Instructions to follow: Using the material below, copy every line where "JSON" appears.
::: Given data :::
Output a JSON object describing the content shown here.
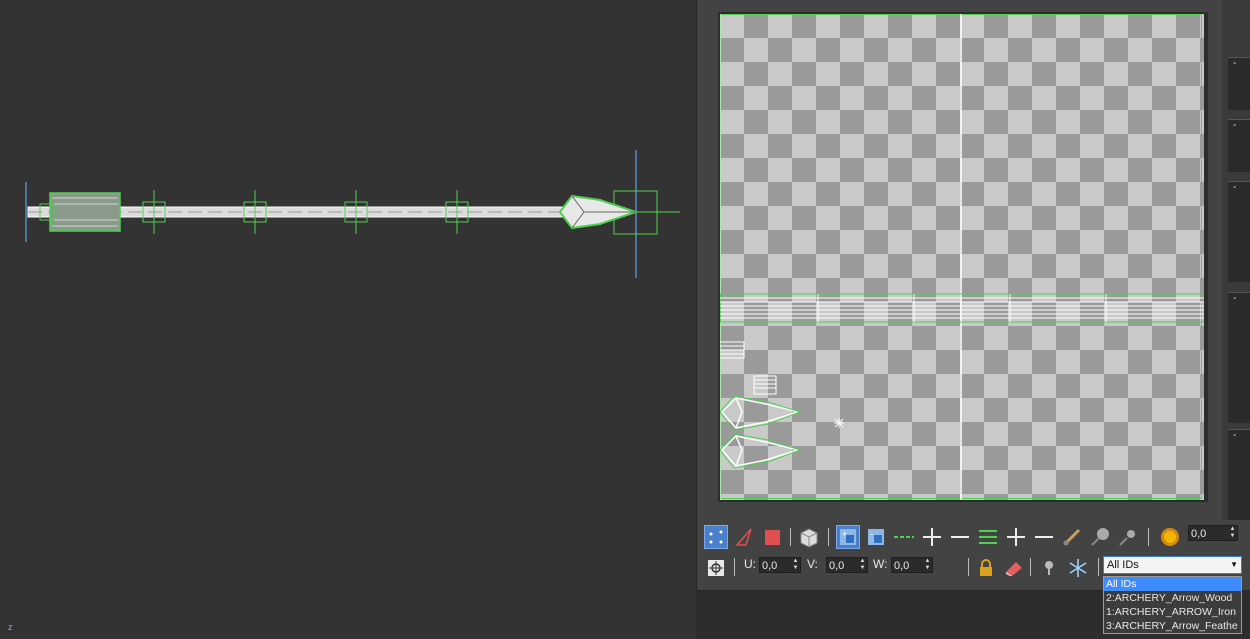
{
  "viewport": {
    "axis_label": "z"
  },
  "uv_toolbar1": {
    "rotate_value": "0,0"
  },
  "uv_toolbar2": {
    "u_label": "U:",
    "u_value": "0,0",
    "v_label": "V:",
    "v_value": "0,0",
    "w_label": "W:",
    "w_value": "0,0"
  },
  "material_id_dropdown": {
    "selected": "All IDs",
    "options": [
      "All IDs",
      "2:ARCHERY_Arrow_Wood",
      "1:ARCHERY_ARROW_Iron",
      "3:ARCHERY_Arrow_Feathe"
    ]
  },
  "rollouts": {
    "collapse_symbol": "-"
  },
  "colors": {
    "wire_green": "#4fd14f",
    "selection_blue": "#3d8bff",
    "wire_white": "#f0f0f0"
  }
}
:::
::: Given data :::
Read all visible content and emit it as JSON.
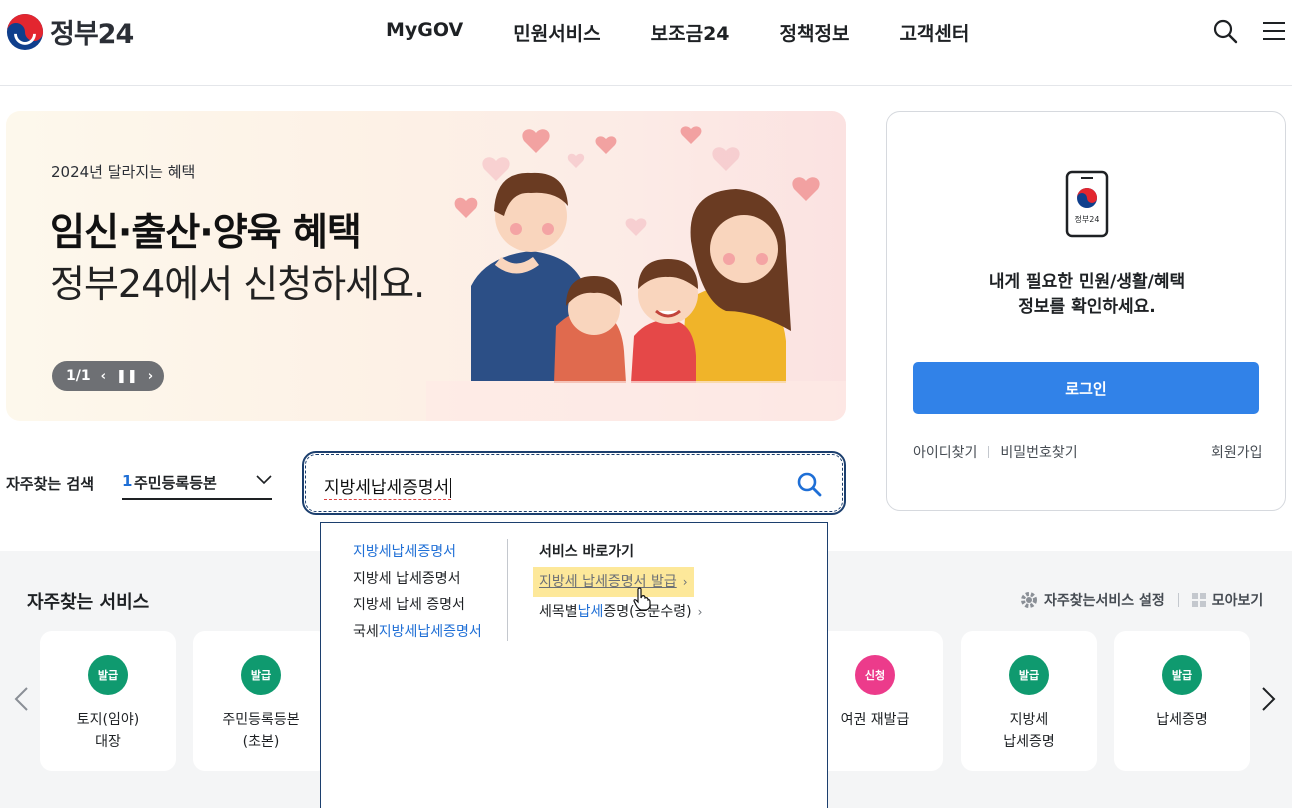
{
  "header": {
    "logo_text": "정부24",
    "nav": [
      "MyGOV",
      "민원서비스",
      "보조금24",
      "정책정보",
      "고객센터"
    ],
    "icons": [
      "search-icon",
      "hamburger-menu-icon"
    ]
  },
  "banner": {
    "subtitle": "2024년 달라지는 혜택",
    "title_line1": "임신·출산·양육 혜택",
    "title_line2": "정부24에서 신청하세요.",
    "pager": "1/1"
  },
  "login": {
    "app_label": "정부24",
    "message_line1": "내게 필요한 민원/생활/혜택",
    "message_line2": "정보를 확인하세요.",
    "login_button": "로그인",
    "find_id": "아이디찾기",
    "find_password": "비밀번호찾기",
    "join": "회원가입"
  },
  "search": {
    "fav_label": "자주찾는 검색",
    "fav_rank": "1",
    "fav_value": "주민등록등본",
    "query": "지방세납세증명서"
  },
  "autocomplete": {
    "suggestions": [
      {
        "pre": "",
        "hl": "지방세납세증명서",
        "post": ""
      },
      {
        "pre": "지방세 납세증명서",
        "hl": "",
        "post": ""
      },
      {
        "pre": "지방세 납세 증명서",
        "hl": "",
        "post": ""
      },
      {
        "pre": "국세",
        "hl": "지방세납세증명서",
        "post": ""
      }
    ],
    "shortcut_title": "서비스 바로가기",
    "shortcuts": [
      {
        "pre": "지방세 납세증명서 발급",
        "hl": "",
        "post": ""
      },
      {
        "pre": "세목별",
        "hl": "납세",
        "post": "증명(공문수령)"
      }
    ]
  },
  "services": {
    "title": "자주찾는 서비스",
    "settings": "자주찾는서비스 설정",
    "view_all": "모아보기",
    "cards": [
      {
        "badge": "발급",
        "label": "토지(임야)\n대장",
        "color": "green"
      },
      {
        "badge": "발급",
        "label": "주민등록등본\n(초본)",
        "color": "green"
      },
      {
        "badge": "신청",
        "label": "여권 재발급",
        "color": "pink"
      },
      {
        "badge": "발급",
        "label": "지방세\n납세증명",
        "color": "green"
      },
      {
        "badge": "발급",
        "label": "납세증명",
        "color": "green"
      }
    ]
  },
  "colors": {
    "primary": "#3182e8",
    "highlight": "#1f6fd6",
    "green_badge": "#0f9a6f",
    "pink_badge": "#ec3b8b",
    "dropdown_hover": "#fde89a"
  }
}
:::
Result of the exercise:
Output a JSON object describing the content shown here.
Read all visible content and emit it as JSON.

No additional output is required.